**Materials provided:**
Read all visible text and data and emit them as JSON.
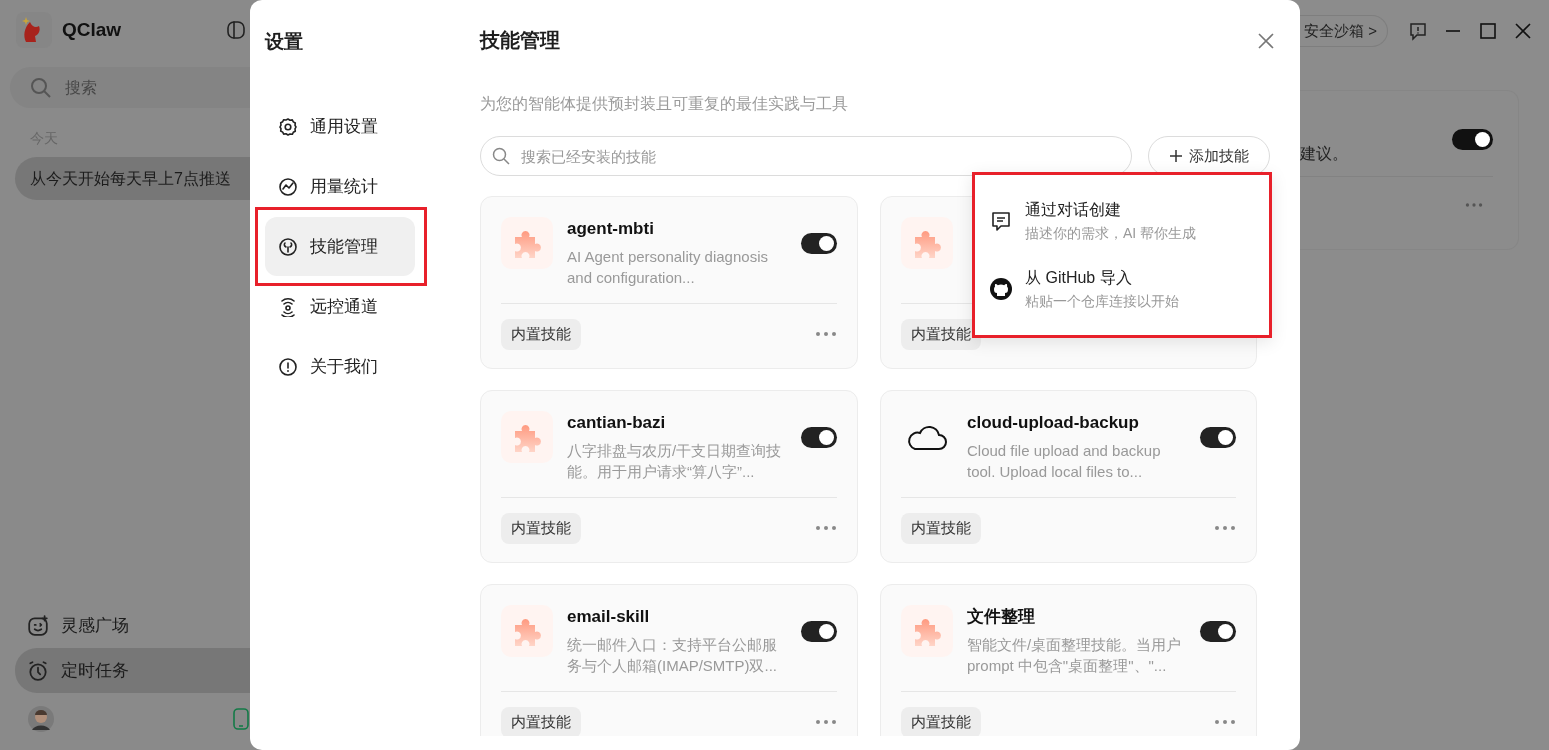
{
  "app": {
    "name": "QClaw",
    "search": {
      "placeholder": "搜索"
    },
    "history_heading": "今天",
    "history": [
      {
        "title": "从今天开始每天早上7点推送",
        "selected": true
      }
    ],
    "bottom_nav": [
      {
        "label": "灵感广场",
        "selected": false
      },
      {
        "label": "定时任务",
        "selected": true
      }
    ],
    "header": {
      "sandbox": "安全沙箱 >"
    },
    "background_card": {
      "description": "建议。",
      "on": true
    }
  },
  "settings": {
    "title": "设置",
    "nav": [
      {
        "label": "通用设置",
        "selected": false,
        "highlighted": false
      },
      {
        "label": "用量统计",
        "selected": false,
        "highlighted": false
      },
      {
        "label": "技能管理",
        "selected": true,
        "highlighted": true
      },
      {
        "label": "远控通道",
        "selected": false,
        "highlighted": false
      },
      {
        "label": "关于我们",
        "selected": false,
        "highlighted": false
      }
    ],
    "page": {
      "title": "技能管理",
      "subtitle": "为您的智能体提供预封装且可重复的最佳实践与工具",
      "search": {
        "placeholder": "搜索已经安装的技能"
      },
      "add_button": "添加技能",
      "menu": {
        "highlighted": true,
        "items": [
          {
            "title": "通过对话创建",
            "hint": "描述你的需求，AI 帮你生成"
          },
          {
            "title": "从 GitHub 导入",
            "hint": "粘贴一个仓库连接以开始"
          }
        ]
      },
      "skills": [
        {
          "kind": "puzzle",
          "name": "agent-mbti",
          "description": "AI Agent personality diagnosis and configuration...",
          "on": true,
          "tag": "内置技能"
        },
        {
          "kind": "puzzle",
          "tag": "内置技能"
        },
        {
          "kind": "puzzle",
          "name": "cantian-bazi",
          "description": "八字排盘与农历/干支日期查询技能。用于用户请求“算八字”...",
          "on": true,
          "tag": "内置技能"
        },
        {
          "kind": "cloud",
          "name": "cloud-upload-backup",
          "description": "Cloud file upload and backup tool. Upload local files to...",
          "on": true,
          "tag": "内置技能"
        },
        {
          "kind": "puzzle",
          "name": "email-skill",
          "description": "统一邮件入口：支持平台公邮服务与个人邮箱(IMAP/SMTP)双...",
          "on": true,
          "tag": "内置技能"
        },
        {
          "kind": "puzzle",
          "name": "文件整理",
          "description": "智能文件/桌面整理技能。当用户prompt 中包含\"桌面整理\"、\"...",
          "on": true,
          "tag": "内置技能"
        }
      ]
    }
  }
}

**Problem to solve:**
Write out the whole listing again, exactly, with no pictures.

**Complete output:**
Read all visible text and data and emit them as JSON.
{
  "app": {
    "name": "QClaw",
    "search": {
      "placeholder": "搜索"
    },
    "history_heading": "今天",
    "history": [
      {
        "title": "从今天开始每天早上7点推送",
        "selected": true
      }
    ],
    "bottom_nav": [
      {
        "label": "灵感广场",
        "selected": false
      },
      {
        "label": "定时任务",
        "selected": true
      }
    ],
    "header": {
      "sandbox": "安全沙箱 >"
    },
    "background_card": {
      "description": "建议。",
      "on": true
    }
  },
  "settings": {
    "title": "设置",
    "nav": [
      {
        "label": "通用设置",
        "selected": false,
        "highlighted": false
      },
      {
        "label": "用量统计",
        "selected": false,
        "highlighted": false
      },
      {
        "label": "技能管理",
        "selected": true,
        "highlighted": true
      },
      {
        "label": "远控通道",
        "selected": false,
        "highlighted": false
      },
      {
        "label": "关于我们",
        "selected": false,
        "highlighted": false
      }
    ],
    "page": {
      "title": "技能管理",
      "subtitle": "为您的智能体提供预封装且可重复的最佳实践与工具",
      "search": {
        "placeholder": "搜索已经安装的技能"
      },
      "add_button": "添加技能",
      "menu": {
        "highlighted": true,
        "items": [
          {
            "title": "通过对话创建",
            "hint": "描述你的需求，AI 帮你生成"
          },
          {
            "title": "从 GitHub 导入",
            "hint": "粘贴一个仓库连接以开始"
          }
        ]
      },
      "skills": [
        {
          "kind": "puzzle",
          "name": "agent-mbti",
          "description": "AI Agent personality diagnosis and configuration...",
          "on": true,
          "tag": "内置技能"
        },
        {
          "kind": "puzzle",
          "tag": "内置技能"
        },
        {
          "kind": "puzzle",
          "name": "cantian-bazi",
          "description": "八字排盘与农历/干支日期查询技能。用于用户请求“算八字”...",
          "on": true,
          "tag": "内置技能"
        },
        {
          "kind": "cloud",
          "name": "cloud-upload-backup",
          "description": "Cloud file upload and backup tool. Upload local files to...",
          "on": true,
          "tag": "内置技能"
        },
        {
          "kind": "puzzle",
          "name": "email-skill",
          "description": "统一邮件入口：支持平台公邮服务与个人邮箱(IMAP/SMTP)双...",
          "on": true,
          "tag": "内置技能"
        },
        {
          "kind": "puzzle",
          "name": "文件整理",
          "description": "智能文件/桌面整理技能。当用户prompt 中包含\"桌面整理\"、\"...",
          "on": true,
          "tag": "内置技能"
        }
      ]
    }
  }
}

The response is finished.